===== Data to use
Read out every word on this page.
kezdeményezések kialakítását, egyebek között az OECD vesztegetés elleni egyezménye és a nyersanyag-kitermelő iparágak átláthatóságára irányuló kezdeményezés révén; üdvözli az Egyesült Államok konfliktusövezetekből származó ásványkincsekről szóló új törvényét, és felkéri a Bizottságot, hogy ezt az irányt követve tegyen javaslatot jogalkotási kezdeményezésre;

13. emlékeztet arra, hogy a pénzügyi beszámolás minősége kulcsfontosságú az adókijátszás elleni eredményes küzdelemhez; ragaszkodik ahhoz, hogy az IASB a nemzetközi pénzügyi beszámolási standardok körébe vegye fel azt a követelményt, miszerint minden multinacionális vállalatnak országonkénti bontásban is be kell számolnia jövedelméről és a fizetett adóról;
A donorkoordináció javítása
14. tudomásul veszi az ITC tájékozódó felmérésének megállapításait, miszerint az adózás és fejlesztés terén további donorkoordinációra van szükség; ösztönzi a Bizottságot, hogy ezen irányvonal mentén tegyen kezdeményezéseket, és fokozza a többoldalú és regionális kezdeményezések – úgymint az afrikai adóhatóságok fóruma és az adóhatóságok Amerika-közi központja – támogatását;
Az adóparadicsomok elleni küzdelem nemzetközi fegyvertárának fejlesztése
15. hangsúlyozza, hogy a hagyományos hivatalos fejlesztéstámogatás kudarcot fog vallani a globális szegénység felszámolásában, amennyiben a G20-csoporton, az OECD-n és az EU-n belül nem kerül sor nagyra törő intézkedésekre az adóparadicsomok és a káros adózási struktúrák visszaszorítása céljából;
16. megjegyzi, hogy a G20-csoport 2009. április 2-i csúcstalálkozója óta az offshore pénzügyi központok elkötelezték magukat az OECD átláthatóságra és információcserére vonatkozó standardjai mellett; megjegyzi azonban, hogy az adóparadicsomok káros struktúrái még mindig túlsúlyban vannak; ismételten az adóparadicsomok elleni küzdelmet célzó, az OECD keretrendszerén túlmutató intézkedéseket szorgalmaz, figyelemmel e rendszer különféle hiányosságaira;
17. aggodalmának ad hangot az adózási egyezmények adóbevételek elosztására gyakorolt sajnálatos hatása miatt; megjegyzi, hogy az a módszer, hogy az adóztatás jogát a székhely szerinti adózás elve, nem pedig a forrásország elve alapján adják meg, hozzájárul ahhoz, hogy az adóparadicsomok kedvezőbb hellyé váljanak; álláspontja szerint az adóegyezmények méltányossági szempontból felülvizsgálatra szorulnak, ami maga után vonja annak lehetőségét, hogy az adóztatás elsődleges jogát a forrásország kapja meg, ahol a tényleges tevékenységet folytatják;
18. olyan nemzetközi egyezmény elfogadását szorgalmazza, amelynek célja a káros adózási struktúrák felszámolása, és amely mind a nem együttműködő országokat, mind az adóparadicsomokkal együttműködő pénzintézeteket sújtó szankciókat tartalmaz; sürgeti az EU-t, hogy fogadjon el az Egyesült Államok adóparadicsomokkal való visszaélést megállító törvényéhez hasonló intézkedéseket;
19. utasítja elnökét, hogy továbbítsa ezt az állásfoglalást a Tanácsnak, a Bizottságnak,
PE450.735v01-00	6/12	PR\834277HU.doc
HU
==========
Exercise directions:
In the entries above, identify each line that includes the string "struktúrák", then copy it.

Right answer:
15. hangsúlyozza, hogy a hagyományos hivatalos fejlesztéstámogatás kudarcot fog vallani a globális szegénység felszámolásában, amennyiben a G20-csoporton, az OECD-n és az EU-n belül nem kerül sor nagyra törő intézkedésekre az adóparadicsomok és a káros adózási struktúrák visszaszorítása céljából;
18. olyan nemzetközi egyezmény elfogadását szorgalmazza, amelynek célja a káros adózási struktúrák felszámolása, és amely mind a nem együttműködő országokat, mind az adóparadicsomokkal együttműködő pénzintézeteket sújtó szankciókat tartalmaz; sürgeti az EU-t, hogy fogadjon el az Egyesült Államok adóparadicsomokkal való visszaélést megállító törvényéhez hasonló intézkedéseket;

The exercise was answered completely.